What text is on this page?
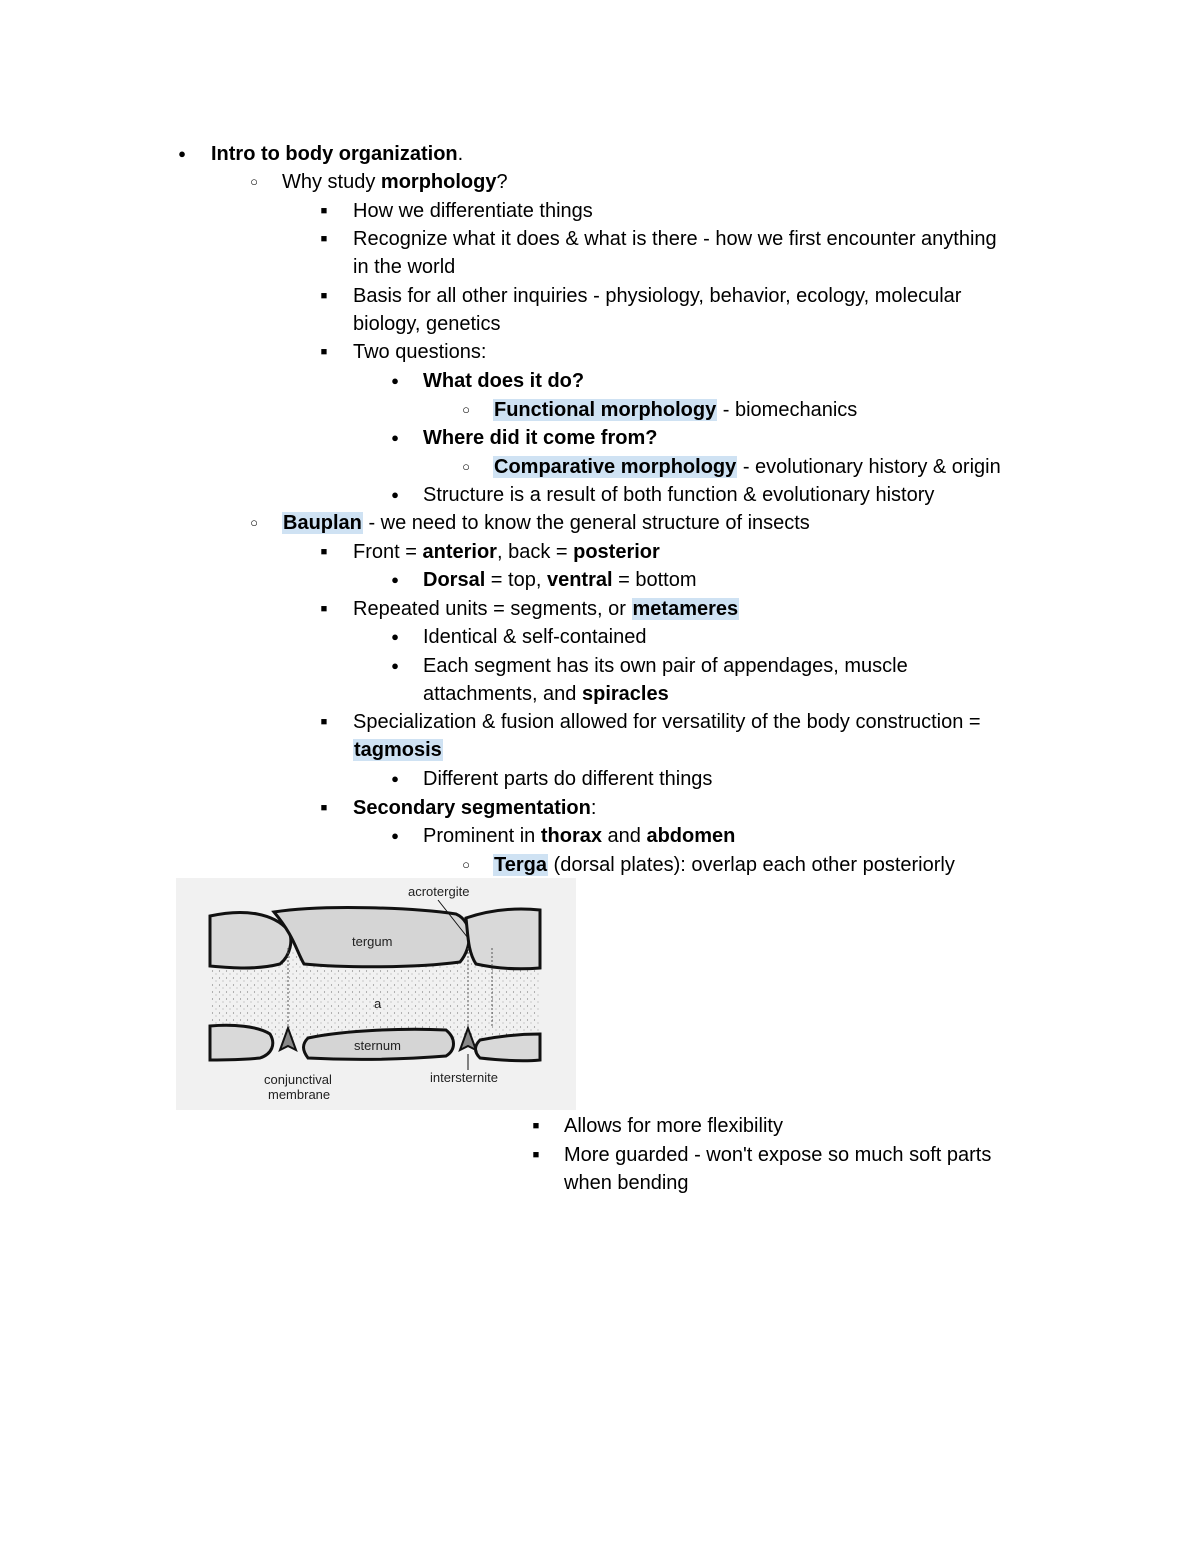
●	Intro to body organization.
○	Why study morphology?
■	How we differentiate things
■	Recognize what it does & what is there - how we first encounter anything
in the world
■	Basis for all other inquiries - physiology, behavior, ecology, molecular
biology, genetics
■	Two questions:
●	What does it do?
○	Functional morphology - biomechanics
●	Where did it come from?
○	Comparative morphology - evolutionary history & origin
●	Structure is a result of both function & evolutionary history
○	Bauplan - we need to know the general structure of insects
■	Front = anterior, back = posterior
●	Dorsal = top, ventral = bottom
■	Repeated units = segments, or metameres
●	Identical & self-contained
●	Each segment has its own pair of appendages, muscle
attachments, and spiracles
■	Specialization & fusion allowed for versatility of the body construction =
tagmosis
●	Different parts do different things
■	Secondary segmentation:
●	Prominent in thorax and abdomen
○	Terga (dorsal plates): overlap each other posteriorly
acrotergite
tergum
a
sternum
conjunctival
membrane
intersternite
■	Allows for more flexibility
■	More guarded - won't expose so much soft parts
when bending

____

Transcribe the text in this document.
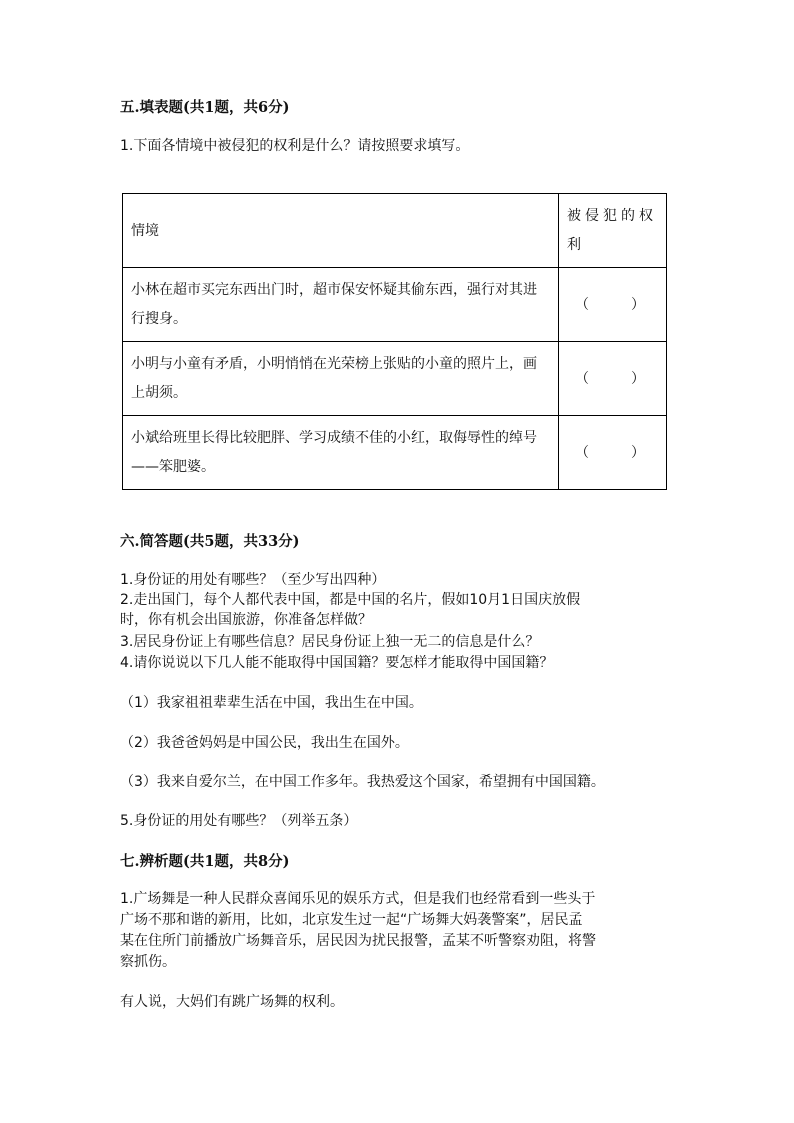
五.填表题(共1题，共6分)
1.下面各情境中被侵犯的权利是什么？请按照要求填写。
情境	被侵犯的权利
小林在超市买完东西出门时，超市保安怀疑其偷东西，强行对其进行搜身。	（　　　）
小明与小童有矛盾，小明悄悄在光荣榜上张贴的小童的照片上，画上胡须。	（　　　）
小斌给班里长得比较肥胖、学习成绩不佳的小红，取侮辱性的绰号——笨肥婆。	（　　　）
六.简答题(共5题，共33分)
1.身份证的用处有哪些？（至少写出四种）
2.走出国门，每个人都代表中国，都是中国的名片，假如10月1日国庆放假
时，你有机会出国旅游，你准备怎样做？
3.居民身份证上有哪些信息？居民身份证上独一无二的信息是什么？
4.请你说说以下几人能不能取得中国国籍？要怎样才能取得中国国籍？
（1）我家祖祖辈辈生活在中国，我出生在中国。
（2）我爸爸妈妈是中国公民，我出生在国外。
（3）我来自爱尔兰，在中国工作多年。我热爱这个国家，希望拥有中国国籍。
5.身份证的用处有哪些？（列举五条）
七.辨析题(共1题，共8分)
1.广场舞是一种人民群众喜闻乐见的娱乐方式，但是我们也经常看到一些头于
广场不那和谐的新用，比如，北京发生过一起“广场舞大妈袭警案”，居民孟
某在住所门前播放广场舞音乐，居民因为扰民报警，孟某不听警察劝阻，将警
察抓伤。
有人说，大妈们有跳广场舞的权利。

____

> **JOB**: Find each line with the string "this" and copy it out.

> **FINAL ANSWER**:
What text is on this page?
Transcribe the text in this document.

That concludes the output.